» **Task objective**
Locate the string "Mutassa" in the records below. Copy every line where it occurs.

» **Information supplied**

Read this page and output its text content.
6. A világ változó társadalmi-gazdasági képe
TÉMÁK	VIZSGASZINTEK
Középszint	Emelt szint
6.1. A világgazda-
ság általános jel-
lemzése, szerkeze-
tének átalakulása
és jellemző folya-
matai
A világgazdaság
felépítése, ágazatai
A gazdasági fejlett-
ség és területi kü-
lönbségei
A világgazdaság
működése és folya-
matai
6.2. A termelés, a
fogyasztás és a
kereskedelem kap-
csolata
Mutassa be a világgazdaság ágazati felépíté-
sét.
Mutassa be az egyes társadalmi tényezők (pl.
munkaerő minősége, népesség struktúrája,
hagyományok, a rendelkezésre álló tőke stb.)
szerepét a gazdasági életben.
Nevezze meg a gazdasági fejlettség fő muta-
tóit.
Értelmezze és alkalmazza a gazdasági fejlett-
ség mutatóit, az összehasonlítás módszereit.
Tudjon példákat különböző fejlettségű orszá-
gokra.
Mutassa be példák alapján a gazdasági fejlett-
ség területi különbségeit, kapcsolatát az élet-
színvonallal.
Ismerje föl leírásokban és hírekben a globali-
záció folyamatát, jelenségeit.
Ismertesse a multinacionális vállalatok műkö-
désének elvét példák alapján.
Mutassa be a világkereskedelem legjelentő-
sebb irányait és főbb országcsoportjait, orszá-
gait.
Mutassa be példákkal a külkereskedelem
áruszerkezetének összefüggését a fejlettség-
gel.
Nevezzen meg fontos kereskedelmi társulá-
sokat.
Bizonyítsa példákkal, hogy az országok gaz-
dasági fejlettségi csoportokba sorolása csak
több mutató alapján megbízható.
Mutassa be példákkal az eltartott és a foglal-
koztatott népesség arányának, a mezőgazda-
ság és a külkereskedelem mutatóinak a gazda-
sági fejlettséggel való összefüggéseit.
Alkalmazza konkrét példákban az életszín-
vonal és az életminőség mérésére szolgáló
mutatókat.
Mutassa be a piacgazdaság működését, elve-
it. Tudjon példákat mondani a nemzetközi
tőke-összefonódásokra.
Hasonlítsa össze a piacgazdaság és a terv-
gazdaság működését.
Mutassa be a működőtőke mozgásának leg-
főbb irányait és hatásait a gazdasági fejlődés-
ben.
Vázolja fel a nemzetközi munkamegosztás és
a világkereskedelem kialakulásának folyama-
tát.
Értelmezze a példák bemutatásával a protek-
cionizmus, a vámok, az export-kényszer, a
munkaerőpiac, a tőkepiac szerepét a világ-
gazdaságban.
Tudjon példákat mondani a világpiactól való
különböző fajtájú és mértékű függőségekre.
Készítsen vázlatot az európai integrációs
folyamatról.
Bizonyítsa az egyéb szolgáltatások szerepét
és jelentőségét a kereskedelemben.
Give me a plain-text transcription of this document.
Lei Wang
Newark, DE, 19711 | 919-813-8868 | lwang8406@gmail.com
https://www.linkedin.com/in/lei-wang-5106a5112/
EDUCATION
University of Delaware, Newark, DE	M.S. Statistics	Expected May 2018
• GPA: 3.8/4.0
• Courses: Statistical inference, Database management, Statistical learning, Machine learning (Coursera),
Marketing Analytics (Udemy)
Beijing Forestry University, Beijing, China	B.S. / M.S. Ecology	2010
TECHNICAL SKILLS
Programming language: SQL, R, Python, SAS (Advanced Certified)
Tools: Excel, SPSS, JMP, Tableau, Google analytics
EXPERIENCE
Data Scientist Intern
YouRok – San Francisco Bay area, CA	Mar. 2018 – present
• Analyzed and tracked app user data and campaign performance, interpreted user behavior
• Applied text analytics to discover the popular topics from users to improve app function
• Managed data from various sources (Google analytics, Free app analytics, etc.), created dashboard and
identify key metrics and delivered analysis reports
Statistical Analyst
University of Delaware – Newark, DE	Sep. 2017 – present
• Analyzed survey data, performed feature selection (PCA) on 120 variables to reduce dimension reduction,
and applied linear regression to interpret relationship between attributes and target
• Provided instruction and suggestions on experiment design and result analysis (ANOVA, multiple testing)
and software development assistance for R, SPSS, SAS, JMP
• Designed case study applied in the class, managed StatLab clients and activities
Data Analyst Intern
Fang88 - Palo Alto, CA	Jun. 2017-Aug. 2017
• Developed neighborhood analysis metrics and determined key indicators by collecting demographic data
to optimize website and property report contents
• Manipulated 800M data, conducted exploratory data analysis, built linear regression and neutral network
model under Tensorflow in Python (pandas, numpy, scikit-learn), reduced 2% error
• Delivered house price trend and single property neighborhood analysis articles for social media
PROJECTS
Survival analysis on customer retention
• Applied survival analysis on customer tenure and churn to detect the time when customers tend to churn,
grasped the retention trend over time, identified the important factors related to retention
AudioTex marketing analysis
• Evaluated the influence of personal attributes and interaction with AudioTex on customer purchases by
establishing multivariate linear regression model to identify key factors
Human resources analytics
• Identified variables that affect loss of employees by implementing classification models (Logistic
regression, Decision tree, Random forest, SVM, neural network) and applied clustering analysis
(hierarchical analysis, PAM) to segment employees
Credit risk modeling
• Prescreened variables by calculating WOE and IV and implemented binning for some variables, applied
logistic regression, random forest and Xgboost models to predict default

» **Solved problem**
Mutassa be a világgazdaság ágazati felépíté-
Mutassa be az egyes társadalmi tényezők (pl.
Mutassa be példák alapján a gazdasági fejlett-
Mutassa be a világkereskedelem legjelentő-
Mutassa be példákkal a külkereskedelem
Mutassa be példákkal az eltartott és a foglal-
Mutassa be a piacgazdaság működését, elve-
Mutassa be a működőtőke mozgásának leg-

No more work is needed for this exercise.